## Goal
Produce a verbatim copy of the entries listed below.

____ Data supplied

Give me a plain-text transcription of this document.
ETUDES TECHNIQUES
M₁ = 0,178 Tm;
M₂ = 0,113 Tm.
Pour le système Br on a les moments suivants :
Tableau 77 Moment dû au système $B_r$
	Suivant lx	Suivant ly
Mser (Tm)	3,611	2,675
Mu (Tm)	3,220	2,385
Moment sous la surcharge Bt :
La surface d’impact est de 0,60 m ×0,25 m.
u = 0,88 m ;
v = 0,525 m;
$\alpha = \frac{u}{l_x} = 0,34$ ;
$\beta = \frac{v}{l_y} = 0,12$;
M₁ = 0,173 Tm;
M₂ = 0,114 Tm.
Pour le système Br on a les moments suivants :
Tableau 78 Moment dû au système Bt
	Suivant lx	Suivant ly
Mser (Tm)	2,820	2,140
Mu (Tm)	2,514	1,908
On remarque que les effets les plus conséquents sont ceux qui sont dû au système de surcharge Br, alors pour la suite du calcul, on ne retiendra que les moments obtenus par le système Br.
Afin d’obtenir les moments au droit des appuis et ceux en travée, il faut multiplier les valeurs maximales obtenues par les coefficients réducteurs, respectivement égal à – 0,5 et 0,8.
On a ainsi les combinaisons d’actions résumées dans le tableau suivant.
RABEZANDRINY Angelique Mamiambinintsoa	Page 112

________

## Task result
Give me a plain-text transcription of this document.
ETUDES TECHNIQUES
M₁ = 0,178 Tm;
M₂ = 0,113 Tm.
Pour le système Br on a les moments suivants :
Tableau 77 Moment dû au système $B_r$
	Suivant lx	Suivant ly
Mser (Tm)	3,611	2,675
Mu (Tm)	3,220	2,385
Moment sous la surcharge Bt :
La surface d’impact est de 0,60 m ×0,25 m.
u = 0,88 m ;
v = 0,525 m;
$\alpha = \frac{u}{l_x} = 0,34$ ;
$\beta = \frac{v}{l_y} = 0,12$;
M₁ = 0,173 Tm;
M₂ = 0,114 Tm.
Pour le système Br on a les moments suivants :
Tableau 78 Moment dû au système Bt
	Suivant lx	Suivant ly
Mser (Tm)	2,820	2,140
Mu (Tm)	2,514	1,908
On remarque que les effets les plus conséquents sont ceux qui sont dû au système de surcharge Br, alors pour la suite du calcul, on ne retiendra que les moments obtenus par le système Br.
Afin d’obtenir les moments au droit des appuis et ceux en travée, il faut multiplier les valeurs maximales obtenues par les coefficients réducteurs, respectivement égal à – 0,5 et 0,8.
On a ainsi les combinaisons d’actions résumées dans le tableau suivant.
RABEZANDRINY Angelique Mamiambinintsoa	Page 112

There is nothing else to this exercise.